## start
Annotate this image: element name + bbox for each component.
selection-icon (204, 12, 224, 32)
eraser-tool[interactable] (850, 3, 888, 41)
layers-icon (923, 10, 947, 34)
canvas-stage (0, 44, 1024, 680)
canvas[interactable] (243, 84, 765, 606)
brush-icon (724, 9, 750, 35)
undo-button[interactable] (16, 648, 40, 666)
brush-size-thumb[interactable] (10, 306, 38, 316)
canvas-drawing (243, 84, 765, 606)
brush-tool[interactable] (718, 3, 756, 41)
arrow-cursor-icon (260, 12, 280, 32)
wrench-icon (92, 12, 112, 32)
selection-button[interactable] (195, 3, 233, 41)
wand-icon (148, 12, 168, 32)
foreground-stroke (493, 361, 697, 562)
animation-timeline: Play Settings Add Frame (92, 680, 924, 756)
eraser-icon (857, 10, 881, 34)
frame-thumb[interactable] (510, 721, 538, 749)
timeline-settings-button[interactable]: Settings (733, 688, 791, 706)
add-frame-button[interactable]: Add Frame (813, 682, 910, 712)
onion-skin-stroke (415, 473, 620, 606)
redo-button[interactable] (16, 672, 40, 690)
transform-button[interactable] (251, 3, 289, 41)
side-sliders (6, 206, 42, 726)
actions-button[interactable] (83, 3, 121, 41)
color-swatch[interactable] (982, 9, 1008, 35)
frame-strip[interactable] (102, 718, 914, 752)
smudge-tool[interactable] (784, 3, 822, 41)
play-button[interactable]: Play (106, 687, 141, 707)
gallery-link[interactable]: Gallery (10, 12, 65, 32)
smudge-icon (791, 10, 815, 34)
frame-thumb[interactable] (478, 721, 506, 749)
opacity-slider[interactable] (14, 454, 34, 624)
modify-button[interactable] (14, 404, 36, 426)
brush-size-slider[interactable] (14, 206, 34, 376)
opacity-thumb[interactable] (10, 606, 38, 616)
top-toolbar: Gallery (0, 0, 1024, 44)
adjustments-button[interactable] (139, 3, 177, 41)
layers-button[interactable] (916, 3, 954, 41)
## end
## start
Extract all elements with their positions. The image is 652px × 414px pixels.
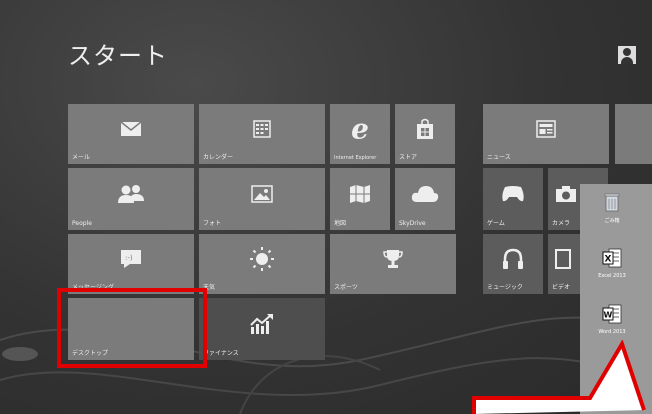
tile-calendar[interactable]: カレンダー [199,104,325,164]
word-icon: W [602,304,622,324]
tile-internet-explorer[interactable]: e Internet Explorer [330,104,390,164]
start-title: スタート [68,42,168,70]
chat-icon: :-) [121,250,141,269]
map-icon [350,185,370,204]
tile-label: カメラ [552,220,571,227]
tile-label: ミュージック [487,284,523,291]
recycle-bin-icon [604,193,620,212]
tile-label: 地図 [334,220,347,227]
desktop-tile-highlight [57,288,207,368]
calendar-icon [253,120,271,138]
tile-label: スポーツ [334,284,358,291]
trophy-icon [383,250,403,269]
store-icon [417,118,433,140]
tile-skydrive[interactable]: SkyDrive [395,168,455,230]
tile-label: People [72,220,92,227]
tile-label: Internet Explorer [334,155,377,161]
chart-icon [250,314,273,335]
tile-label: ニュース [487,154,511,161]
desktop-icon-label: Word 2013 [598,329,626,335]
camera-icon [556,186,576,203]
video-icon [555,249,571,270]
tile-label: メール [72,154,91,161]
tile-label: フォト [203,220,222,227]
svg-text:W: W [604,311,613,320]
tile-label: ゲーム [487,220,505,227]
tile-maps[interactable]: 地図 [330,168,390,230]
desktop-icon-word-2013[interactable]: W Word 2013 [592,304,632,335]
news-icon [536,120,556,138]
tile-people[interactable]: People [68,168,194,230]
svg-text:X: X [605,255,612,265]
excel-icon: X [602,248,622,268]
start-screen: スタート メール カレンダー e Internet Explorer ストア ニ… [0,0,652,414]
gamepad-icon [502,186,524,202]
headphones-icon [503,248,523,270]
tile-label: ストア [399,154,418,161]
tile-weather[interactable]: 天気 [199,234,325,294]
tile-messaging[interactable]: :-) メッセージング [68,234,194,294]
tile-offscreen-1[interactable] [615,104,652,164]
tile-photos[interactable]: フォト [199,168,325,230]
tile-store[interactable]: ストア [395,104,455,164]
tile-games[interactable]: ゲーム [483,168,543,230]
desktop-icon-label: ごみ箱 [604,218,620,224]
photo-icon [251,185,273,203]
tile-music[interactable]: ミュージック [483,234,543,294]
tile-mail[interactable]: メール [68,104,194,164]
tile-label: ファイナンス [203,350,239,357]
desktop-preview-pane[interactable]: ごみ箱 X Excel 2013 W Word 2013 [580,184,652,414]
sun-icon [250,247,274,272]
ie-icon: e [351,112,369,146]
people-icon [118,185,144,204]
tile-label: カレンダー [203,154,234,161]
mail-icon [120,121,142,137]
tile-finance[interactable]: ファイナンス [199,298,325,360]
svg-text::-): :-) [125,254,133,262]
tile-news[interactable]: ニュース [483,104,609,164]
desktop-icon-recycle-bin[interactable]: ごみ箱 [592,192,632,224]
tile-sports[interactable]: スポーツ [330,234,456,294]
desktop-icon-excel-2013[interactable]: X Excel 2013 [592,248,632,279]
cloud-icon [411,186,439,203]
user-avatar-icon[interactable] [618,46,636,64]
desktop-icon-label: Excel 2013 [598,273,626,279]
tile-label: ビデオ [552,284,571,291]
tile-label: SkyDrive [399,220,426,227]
## end
Copy out the section of the material that begins with the line containing "Annotate this image: element" and ends with the line containing "smudge-icon (791, 10, 815, 34)", including both of those lines and reproducing every line unchanged.

» Written response:
Annotate this image: element name + bbox for each component.
selection-icon (204, 12, 224, 32)
eraser-tool[interactable] (850, 3, 888, 41)
layers-icon (923, 10, 947, 34)
canvas-stage (0, 44, 1024, 680)
canvas[interactable] (243, 84, 765, 606)
brush-icon (724, 9, 750, 35)
undo-button[interactable] (16, 648, 40, 666)
brush-size-thumb[interactable] (10, 306, 38, 316)
canvas-drawing (243, 84, 765, 606)
brush-tool[interactable] (718, 3, 756, 41)
arrow-cursor-icon (260, 12, 280, 32)
wrench-icon (92, 12, 112, 32)
selection-button[interactable] (195, 3, 233, 41)
wand-icon (148, 12, 168, 32)
foreground-stroke (493, 361, 697, 562)
animation-timeline: Play Settings Add Frame (92, 680, 924, 756)
eraser-icon (857, 10, 881, 34)
frame-thumb[interactable] (510, 721, 538, 749)
timeline-settings-button[interactable]: Settings (733, 688, 791, 706)
add-frame-button[interactable]: Add Frame (813, 682, 910, 712)
onion-skin-stroke (415, 473, 620, 606)
redo-button[interactable] (16, 672, 40, 690)
transform-button[interactable] (251, 3, 289, 41)
side-sliders (6, 206, 42, 726)
actions-button[interactable] (83, 3, 121, 41)
color-swatch[interactable] (982, 9, 1008, 35)
frame-strip[interactable] (102, 718, 914, 752)
smudge-tool[interactable] (784, 3, 822, 41)
play-button[interactable]: Play (106, 687, 141, 707)
gallery-link[interactable]: Gallery (10, 12, 65, 32)
smudge-icon (791, 10, 815, 34)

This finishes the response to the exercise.